■ **Given request**: Using the listing below, please gather every line containing the word "name".

■ **Recorded information**:
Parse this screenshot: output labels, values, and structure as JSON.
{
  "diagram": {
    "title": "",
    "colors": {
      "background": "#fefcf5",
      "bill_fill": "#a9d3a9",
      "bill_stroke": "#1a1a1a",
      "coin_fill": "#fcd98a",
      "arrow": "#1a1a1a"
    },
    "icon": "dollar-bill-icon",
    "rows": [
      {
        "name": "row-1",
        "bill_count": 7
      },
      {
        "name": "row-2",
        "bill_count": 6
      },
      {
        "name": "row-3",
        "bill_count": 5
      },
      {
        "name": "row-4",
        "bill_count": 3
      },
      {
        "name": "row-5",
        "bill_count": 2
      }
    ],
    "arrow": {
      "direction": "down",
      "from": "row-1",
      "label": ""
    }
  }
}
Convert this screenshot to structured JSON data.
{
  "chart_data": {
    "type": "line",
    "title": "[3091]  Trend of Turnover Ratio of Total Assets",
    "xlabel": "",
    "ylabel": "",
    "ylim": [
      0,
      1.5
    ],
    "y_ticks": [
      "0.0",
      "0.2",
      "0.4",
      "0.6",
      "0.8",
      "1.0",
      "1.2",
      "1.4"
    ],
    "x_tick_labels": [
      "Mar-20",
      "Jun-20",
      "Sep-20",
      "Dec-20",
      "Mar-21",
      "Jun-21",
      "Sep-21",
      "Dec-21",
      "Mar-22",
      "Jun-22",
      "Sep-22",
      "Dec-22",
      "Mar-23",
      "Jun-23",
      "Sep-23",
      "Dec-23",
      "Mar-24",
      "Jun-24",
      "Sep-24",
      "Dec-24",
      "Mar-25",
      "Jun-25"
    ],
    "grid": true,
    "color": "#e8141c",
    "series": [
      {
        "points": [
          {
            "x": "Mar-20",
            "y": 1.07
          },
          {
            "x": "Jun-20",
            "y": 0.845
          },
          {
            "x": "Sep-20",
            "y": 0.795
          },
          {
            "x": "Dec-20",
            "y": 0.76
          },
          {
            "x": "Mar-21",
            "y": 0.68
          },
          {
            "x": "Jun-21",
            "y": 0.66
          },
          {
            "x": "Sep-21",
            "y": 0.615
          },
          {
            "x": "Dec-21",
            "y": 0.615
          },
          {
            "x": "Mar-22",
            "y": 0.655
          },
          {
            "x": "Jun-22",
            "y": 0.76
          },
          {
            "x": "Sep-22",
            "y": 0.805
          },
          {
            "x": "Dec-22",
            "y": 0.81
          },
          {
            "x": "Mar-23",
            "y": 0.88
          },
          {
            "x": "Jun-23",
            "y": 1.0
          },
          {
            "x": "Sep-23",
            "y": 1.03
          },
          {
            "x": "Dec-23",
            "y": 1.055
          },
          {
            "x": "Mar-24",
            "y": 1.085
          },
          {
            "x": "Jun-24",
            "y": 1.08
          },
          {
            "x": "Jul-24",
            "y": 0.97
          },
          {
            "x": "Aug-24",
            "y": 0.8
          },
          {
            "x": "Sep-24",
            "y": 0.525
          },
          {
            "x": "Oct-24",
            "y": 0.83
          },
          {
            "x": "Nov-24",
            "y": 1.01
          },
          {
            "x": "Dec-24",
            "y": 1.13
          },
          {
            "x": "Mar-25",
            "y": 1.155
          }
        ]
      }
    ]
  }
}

■ **Completed exercise**:
        "name": "row-1",
        "name": "row-2",
        "name": "row-3",
        "name": "row-4",
        "name": "row-5",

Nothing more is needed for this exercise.